───── DATASET RECORDS
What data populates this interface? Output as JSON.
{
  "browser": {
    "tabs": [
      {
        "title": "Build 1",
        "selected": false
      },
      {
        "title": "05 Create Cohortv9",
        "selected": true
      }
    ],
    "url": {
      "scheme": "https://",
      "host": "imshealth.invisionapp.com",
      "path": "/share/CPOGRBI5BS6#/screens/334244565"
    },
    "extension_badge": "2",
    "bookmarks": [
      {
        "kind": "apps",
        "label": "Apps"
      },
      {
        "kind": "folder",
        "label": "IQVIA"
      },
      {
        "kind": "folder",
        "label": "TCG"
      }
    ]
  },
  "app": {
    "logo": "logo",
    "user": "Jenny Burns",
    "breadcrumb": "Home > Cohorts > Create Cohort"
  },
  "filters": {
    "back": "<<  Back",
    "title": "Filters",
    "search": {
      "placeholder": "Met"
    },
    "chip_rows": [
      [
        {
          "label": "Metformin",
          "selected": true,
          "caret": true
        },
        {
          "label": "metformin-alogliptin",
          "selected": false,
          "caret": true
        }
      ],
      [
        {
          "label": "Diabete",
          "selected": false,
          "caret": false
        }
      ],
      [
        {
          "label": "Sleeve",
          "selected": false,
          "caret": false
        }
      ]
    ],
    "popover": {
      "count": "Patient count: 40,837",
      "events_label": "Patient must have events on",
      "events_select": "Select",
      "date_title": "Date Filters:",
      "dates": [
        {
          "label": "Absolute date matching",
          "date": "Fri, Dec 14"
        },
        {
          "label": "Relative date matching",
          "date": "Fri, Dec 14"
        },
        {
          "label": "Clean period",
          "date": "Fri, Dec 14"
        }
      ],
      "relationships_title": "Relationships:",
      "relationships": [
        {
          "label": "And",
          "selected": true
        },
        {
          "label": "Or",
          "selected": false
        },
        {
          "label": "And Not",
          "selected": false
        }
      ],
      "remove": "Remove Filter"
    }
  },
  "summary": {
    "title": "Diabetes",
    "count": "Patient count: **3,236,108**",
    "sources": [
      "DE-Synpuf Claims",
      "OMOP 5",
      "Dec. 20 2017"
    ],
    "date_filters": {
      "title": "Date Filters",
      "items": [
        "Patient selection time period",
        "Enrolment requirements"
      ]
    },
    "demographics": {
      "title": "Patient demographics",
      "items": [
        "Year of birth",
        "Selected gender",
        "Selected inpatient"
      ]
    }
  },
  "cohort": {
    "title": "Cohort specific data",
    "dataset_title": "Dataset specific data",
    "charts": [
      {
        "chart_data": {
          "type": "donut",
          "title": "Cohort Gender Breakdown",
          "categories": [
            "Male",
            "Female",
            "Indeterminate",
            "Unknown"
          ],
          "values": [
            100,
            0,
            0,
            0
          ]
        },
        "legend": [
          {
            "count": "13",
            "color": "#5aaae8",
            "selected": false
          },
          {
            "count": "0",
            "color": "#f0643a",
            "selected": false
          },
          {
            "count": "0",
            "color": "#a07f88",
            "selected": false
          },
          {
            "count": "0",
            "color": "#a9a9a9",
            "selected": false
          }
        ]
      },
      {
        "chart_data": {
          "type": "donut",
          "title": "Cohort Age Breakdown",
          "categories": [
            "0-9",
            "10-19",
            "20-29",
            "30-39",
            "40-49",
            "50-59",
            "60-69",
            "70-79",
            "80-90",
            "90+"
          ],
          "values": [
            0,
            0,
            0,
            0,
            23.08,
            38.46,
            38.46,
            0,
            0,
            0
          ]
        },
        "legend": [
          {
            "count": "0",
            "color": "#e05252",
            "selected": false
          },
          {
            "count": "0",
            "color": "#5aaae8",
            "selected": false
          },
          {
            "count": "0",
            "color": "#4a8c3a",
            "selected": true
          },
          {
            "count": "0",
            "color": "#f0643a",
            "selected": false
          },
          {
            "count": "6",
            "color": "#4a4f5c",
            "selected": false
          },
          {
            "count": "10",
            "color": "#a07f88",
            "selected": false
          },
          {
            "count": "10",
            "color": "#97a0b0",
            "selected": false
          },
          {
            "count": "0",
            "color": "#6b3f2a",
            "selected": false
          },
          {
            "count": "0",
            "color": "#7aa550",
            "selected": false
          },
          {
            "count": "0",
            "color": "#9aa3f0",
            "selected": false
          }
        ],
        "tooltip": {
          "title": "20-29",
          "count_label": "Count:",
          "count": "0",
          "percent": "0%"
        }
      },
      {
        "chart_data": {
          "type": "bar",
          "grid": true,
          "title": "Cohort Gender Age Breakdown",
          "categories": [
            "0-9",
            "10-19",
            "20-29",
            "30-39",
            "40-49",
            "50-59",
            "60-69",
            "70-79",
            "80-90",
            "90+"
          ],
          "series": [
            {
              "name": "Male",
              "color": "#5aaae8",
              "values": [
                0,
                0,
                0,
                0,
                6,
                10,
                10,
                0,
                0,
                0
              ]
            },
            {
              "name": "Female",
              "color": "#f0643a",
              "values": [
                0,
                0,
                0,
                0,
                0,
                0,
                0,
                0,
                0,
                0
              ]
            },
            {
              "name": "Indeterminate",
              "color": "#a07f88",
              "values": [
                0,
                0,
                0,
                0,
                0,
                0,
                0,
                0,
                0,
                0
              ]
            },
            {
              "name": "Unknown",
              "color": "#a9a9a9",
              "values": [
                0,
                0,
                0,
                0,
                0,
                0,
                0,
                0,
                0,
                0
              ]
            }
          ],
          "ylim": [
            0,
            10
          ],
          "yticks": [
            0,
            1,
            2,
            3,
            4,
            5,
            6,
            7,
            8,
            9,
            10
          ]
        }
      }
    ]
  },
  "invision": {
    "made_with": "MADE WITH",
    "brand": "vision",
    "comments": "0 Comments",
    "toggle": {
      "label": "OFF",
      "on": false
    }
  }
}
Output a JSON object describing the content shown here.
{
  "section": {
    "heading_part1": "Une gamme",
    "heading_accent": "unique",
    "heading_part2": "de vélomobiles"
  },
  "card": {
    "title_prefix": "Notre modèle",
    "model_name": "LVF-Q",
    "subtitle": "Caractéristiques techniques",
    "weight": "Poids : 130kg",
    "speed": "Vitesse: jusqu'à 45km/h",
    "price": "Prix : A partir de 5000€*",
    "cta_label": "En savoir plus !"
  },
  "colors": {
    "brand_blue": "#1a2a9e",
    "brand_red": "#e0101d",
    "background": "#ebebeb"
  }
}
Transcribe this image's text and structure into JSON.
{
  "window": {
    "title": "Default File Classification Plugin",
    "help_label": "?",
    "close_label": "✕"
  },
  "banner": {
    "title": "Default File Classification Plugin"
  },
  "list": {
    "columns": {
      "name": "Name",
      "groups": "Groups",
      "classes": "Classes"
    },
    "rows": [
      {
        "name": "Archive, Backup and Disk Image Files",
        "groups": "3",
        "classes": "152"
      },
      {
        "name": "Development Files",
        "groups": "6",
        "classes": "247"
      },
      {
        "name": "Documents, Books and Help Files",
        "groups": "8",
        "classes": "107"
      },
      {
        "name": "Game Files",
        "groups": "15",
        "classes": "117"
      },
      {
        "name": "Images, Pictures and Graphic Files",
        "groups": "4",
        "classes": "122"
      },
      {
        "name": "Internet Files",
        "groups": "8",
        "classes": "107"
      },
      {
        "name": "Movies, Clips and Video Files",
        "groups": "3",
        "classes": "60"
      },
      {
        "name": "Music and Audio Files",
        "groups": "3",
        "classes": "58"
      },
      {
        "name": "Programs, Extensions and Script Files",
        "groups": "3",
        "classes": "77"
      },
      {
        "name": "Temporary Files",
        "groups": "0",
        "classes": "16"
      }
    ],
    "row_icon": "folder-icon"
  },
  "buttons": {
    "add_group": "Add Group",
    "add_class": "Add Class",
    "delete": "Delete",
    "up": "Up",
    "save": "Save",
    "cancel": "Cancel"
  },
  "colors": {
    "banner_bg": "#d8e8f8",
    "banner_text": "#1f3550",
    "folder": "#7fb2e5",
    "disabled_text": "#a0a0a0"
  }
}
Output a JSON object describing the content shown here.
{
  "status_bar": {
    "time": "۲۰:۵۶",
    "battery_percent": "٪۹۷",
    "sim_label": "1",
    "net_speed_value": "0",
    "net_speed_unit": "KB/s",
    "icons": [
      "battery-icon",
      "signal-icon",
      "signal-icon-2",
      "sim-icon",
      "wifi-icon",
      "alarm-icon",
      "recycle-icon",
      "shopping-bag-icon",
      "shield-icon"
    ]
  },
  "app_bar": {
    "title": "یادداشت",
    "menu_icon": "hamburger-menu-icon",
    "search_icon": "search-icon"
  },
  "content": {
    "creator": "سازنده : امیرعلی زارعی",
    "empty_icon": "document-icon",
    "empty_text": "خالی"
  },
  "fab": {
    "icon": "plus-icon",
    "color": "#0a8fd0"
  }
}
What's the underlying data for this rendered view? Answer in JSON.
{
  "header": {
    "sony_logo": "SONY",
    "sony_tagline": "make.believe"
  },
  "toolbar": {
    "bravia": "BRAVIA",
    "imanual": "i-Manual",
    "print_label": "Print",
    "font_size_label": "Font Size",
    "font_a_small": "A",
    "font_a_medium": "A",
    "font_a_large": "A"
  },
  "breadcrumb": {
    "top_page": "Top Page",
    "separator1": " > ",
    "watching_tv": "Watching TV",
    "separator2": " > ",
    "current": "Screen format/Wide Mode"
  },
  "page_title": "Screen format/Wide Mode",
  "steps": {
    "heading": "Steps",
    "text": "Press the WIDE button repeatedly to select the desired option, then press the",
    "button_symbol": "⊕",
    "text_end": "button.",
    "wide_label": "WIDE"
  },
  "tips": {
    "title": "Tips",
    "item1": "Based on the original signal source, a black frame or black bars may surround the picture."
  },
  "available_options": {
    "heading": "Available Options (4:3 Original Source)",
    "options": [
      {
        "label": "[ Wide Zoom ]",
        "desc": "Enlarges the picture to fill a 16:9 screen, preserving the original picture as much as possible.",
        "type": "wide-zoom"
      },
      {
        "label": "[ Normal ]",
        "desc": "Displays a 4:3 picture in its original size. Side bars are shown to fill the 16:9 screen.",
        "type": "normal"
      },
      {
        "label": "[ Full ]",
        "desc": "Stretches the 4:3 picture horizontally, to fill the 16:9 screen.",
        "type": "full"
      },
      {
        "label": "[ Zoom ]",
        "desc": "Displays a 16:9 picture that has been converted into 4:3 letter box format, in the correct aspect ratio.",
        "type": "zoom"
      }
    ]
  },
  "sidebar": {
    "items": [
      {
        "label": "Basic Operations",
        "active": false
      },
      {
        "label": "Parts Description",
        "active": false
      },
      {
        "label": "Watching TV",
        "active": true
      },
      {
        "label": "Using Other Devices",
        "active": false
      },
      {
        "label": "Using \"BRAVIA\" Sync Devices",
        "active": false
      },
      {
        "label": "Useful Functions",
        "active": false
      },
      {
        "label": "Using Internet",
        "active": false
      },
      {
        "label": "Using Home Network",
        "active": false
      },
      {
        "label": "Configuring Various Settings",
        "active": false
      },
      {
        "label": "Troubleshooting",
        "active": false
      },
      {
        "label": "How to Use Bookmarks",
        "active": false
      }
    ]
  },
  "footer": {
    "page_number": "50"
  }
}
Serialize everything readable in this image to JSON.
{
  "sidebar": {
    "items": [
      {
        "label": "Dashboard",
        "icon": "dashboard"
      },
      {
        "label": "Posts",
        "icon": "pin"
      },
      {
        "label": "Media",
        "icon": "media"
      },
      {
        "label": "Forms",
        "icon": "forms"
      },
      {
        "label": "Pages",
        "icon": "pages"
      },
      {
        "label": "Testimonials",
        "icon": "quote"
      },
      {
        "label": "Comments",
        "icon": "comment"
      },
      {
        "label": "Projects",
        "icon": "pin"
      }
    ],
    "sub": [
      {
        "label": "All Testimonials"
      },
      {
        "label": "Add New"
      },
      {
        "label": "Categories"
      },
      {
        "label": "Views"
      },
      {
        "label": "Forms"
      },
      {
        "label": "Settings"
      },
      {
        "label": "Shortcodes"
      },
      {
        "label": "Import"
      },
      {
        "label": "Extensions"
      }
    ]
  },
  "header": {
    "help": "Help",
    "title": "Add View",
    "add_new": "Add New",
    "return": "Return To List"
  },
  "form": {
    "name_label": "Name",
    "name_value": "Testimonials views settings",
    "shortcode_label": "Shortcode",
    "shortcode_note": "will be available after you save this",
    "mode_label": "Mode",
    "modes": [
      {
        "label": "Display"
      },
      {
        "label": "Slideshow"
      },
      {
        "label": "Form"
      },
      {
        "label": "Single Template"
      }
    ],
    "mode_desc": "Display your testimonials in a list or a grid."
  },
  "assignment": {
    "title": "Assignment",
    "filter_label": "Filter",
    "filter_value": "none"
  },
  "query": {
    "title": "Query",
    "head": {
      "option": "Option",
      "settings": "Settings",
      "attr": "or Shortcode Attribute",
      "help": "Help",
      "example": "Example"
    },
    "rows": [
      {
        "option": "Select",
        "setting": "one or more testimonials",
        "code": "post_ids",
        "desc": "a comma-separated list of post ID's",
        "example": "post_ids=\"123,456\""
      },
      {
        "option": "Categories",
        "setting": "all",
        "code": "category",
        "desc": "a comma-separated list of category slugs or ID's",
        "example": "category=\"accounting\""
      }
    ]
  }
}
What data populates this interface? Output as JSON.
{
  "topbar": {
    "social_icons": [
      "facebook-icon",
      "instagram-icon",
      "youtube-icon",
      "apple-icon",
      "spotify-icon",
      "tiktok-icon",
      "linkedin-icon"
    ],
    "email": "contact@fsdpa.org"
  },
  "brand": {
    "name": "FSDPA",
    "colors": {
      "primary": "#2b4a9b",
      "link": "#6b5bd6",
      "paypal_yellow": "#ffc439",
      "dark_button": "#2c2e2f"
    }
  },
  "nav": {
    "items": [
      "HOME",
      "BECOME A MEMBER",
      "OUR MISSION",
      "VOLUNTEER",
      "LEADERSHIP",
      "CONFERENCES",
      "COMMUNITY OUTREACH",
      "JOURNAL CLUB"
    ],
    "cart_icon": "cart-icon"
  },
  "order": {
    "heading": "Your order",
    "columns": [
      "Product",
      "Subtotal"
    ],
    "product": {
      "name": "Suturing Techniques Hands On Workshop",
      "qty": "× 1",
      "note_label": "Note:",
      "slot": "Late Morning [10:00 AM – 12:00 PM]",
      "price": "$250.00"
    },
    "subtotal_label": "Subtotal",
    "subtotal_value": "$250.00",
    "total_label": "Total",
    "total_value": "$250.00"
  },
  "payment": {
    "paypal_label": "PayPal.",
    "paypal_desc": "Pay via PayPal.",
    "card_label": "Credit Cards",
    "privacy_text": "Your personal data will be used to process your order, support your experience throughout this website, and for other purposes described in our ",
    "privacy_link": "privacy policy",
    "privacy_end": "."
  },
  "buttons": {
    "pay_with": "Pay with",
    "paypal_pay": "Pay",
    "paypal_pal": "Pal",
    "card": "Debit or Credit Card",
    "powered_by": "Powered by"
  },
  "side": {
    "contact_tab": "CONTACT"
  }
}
──────────
Copy, from the material above, each line in which the string "folder" occurs.

        "kind": "folder",
        "kind": "folder",
    "row_icon": "folder-icon"
    "folder": "#7fb2e5",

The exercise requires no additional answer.